--- start GIVEN DATA ---

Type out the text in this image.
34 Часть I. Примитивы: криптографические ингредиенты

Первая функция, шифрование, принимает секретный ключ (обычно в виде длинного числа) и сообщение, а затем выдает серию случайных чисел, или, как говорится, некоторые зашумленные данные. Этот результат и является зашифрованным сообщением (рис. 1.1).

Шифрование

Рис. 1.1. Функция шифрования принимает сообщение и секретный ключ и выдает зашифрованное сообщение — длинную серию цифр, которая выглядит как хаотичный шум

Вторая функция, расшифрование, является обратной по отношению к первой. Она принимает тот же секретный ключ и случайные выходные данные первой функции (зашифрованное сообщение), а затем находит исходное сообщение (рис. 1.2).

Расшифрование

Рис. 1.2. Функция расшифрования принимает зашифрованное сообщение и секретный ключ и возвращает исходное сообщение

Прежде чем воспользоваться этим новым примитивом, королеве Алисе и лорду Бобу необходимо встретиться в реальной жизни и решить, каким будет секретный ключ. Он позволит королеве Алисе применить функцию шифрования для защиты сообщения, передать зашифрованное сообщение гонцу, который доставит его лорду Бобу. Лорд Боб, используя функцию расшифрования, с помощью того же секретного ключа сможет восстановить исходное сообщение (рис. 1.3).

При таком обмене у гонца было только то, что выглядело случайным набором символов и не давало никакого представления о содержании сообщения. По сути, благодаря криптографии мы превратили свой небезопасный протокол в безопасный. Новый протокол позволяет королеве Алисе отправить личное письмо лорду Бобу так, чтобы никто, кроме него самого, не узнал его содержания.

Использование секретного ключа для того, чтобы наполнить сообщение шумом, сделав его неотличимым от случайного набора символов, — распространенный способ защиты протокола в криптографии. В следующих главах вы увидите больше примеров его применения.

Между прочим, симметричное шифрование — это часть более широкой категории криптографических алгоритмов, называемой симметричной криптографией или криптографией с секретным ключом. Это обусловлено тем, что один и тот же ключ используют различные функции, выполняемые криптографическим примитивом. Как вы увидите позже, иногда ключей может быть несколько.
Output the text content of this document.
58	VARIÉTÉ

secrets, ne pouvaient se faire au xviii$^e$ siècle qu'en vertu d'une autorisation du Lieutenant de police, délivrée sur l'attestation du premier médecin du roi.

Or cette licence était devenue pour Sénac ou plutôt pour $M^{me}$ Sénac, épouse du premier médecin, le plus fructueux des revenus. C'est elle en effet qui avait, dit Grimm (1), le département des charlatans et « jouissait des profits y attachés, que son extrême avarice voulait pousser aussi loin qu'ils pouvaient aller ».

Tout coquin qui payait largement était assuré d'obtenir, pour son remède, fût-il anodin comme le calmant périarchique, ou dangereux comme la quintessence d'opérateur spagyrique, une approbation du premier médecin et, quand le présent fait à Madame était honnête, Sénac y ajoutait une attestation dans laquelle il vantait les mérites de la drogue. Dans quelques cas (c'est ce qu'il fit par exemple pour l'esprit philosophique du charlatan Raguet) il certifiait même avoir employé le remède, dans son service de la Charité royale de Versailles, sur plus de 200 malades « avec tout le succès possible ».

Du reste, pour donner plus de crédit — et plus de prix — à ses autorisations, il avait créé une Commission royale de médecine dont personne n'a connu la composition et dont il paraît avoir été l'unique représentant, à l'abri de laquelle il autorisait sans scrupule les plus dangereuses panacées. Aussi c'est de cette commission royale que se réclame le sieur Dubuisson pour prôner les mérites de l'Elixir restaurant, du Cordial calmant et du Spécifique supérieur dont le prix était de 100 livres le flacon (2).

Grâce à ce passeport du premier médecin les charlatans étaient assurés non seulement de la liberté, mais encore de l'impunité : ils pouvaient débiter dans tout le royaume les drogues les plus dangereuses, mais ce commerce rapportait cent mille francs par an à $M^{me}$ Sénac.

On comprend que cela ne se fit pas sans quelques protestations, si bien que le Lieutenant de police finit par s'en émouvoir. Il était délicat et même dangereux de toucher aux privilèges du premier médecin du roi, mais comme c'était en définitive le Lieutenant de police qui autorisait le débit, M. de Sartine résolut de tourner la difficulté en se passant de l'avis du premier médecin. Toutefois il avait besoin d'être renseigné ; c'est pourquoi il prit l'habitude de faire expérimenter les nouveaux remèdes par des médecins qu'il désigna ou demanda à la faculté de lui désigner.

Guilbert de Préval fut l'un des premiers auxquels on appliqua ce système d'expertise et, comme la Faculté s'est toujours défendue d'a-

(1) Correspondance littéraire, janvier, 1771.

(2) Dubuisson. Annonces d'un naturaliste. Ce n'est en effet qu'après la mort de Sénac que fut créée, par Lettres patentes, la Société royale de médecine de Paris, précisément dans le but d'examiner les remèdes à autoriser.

--- end GIVEN DATA ---

= TASK OBJECTIVE =
Repeat the material above exactly.

= RESPONSE =
Type out the text in this image.
34 Часть I. Примитивы: криптографические ингредиенты

Первая функция, шифрование, принимает секретный ключ (обычно в виде длинного числа) и сообщение, а затем выдает серию случайных чисел, или, как говорится, некоторые зашумленные данные. Этот результат и является зашифрованным сообщением (рис. 1.1).

Шифрование

Рис. 1.1. Функция шифрования принимает сообщение и секретный ключ и выдает зашифрованное сообщение — длинную серию цифр, которая выглядит как хаотичный шум

Вторая функция, расшифрование, является обратной по отношению к первой. Она принимает тот же секретный ключ и случайные выходные данные первой функции (зашифрованное сообщение), а затем находит исходное сообщение (рис. 1.2).

Расшифрование

Рис. 1.2. Функция расшифрования принимает зашифрованное сообщение и секретный ключ и возвращает исходное сообщение

Прежде чем воспользоваться этим новым примитивом, королеве Алисе и лорду Бобу необходимо встретиться в реальной жизни и решить, каким будет секретный ключ. Он позволит королеве Алисе применить функцию шифрования для защиты сообщения, передать зашифрованное сообщение гонцу, который доставит его лорду Бобу. Лорд Боб, используя функцию расшифрования, с помощью того же секретного ключа сможет восстановить исходное сообщение (рис. 1.3).

При таком обмене у гонца было только то, что выглядело случайным набором символов и не давало никакого представления о содержании сообщения. По сути, благодаря криптографии мы превратили свой небезопасный протокол в безопасный. Новый протокол позволяет королеве Алисе отправить личное письмо лорду Бобу так, чтобы никто, кроме него самого, не узнал его содержания.

Использование секретного ключа для того, чтобы наполнить сообщение шумом, сделав его неотличимым от случайного набора символов, — распространенный способ защиты протокола в криптографии. В следующих главах вы увидите больше примеров его применения.

Между прочим, симметричное шифрование — это часть более широкой категории криптографических алгоритмов, называемой симметричной криптографией или криптографией с секретным ключом. Это обусловлено тем, что один и тот же ключ используют различные функции, выполняемые криптографическим примитивом. Как вы увидите позже, иногда ключей может быть несколько.
Output the text content of this document.
58	VARIÉTÉ

secrets, ne pouvaient se faire au xviii$^e$ siècle qu'en vertu d'une autorisation du Lieutenant de police, délivrée sur l'attestation du premier médecin du roi.

Or cette licence était devenue pour Sénac ou plutôt pour $M^{me}$ Sénac, épouse du premier médecin, le plus fructueux des revenus. C'est elle en effet qui avait, dit Grimm (1), le département des charlatans et « jouissait des profits y attachés, que son extrême avarice voulait pousser aussi loin qu'ils pouvaient aller ».

Tout coquin qui payait largement était assuré d'obtenir, pour son remède, fût-il anodin comme le calmant périarchique, ou dangereux comme la quintessence d'opérateur spagyrique, une approbation du premier médecin et, quand le présent fait à Madame était honnête, Sénac y ajoutait une attestation dans laquelle il vantait les mérites de la drogue. Dans quelques cas (c'est ce qu'il fit par exemple pour l'esprit philosophique du charlatan Raguet) il certifiait même avoir employé le remède, dans son service de la Charité royale de Versailles, sur plus de 200 malades « avec tout le succès possible ».

Du reste, pour donner plus de crédit — et plus de prix — à ses autorisations, il avait créé une Commission royale de médecine dont personne n'a connu la composition et dont il paraît avoir été l'unique représentant, à l'abri de laquelle il autorisait sans scrupule les plus dangereuses panacées. Aussi c'est de cette commission royale que se réclame le sieur Dubuisson pour prôner les mérites de l'Elixir restaurant, du Cordial calmant et du Spécifique supérieur dont le prix était de 100 livres le flacon (2).

Grâce à ce passeport du premier médecin les charlatans étaient assurés non seulement de la liberté, mais encore de l'impunité : ils pouvaient débiter dans tout le royaume les drogues les plus dangereuses, mais ce commerce rapportait cent mille francs par an à $M^{me}$ Sénac.

On comprend que cela ne se fit pas sans quelques protestations, si bien que le Lieutenant de police finit par s'en émouvoir. Il était délicat et même dangereux de toucher aux privilèges du premier médecin du roi, mais comme c'était en définitive le Lieutenant de police qui autorisait le débit, M. de Sartine résolut de tourner la difficulté en se passant de l'avis du premier médecin. Toutefois il avait besoin d'être renseigné ; c'est pourquoi il prit l'habitude de faire expérimenter les nouveaux remèdes par des médecins qu'il désigna ou demanda à la faculté de lui désigner.

Guilbert de Préval fut l'un des premiers auxquels on appliqua ce système d'expertise et, comme la Faculté s'est toujours défendue d'a-

(1) Correspondance littéraire, janvier, 1771.

(2) Dubuisson. Annonces d'un naturaliste. Ce n'est en effet qu'après la mort de Sénac que fut créée, par Lettres patentes, la Société royale de médecine de Paris, précisément dans le but d'examiner les remèdes à autoriser.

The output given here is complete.